Records from a dataset:
────────────────────────────────────────

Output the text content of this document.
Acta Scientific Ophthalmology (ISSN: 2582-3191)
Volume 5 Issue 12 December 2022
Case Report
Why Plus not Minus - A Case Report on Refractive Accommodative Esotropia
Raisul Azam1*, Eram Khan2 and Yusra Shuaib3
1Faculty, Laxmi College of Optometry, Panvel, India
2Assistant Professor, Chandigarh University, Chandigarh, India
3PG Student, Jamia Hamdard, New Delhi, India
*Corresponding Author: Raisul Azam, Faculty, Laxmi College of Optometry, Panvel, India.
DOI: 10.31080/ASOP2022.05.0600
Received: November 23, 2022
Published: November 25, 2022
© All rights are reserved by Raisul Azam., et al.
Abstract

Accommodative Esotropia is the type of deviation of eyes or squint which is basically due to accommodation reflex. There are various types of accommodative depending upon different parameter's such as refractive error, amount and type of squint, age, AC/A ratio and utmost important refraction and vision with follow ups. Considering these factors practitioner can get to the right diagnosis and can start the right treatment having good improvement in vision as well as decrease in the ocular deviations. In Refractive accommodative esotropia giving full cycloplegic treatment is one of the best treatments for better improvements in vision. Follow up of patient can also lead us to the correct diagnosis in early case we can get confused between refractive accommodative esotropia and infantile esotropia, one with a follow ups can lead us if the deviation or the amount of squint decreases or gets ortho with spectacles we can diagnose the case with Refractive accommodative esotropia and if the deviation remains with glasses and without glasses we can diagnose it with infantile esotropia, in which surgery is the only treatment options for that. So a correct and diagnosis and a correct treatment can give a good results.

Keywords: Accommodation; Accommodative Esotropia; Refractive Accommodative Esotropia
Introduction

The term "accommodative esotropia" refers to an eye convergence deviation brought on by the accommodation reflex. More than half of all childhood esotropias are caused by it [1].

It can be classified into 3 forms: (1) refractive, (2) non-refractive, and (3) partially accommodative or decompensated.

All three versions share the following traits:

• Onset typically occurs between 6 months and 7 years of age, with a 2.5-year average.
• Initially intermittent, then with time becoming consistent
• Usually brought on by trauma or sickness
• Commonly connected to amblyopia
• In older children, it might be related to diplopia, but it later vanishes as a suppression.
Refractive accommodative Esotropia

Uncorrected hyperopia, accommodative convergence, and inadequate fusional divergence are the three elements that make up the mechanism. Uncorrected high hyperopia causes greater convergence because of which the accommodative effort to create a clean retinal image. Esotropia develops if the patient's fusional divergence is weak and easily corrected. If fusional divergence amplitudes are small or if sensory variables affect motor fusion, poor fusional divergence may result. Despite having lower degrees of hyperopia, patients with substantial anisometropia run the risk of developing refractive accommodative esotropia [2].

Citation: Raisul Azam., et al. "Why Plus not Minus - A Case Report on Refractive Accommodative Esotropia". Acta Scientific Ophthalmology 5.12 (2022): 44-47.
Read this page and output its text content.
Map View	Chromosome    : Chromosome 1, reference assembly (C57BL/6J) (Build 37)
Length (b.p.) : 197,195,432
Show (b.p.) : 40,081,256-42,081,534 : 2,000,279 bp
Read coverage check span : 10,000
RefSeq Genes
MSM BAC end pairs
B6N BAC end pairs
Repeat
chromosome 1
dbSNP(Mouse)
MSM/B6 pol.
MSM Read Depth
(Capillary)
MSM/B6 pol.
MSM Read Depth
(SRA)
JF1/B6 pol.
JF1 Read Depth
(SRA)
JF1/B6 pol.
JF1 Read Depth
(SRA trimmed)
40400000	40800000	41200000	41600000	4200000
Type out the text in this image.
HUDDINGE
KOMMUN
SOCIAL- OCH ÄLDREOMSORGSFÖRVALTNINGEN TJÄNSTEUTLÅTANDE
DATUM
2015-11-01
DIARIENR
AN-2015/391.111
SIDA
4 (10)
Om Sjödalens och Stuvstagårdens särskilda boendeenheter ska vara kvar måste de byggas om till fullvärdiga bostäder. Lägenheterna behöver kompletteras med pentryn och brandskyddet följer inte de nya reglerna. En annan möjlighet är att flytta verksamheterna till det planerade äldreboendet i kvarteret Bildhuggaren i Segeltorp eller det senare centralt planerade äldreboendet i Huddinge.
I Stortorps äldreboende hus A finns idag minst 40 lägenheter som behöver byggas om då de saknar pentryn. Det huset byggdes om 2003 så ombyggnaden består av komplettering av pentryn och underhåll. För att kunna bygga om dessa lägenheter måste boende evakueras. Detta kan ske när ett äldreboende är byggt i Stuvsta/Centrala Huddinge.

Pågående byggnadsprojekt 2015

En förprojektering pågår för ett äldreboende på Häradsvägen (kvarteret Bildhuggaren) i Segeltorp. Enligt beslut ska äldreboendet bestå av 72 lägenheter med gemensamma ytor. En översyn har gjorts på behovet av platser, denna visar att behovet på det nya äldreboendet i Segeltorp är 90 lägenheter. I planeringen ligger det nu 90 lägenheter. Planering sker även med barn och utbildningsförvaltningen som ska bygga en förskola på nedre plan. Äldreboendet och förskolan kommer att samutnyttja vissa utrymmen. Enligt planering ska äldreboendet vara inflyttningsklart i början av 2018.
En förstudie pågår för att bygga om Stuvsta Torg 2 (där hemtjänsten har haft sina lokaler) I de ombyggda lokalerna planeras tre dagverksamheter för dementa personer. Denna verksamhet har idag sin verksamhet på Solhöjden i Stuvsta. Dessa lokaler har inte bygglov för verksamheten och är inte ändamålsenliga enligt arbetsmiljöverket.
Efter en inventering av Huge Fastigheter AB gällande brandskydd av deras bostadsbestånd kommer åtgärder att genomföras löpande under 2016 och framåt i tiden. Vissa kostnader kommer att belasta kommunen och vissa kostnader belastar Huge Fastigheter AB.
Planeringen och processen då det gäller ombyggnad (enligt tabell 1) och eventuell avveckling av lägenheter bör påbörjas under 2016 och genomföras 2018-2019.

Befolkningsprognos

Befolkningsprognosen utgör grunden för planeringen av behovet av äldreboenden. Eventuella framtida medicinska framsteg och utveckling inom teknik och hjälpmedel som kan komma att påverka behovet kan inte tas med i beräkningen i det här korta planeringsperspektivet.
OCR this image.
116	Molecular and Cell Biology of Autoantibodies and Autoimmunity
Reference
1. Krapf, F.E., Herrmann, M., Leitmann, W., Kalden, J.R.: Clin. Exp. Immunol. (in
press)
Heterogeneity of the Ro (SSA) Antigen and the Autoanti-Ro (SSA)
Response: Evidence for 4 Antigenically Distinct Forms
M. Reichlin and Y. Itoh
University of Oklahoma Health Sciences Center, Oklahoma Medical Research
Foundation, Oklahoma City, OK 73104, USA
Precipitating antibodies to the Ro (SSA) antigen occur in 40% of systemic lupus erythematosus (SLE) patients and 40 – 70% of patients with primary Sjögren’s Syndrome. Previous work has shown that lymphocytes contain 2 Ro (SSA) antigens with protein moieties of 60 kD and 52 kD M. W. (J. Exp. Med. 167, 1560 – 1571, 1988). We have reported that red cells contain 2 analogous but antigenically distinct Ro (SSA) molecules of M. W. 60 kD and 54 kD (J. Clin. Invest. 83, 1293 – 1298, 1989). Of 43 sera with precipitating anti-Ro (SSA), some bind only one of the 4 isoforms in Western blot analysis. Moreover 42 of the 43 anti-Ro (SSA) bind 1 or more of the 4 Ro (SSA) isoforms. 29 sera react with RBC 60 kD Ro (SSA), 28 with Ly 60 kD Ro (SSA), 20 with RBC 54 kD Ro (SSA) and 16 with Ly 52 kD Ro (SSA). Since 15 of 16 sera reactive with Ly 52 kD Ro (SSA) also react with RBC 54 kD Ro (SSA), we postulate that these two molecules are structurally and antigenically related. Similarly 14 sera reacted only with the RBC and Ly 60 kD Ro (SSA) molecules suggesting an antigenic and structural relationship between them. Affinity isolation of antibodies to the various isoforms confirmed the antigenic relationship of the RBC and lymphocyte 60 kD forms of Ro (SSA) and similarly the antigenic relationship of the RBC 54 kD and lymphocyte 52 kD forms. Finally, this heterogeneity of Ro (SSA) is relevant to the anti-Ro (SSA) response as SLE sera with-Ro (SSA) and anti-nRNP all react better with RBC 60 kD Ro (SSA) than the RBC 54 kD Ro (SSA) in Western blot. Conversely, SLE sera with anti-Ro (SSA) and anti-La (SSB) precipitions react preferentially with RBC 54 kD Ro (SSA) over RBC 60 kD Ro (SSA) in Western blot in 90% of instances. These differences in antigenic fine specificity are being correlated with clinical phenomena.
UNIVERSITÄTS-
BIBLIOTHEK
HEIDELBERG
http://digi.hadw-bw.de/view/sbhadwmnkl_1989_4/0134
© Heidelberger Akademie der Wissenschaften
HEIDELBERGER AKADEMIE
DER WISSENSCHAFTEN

────────────────────────────────────────

Wherever a line holds the word "Minus", copy that line out of the entries above.

_SOLUTION_.
Why Plus not Minus - A Case Report on Refractive Accommodative Esotropia
Citation: Raisul Azam., et al. "Why Plus not Minus - A Case Report on Refractive Accommodative Esotropia". Acta Scientific Ophthalmology 5.12 (2022): 44-47.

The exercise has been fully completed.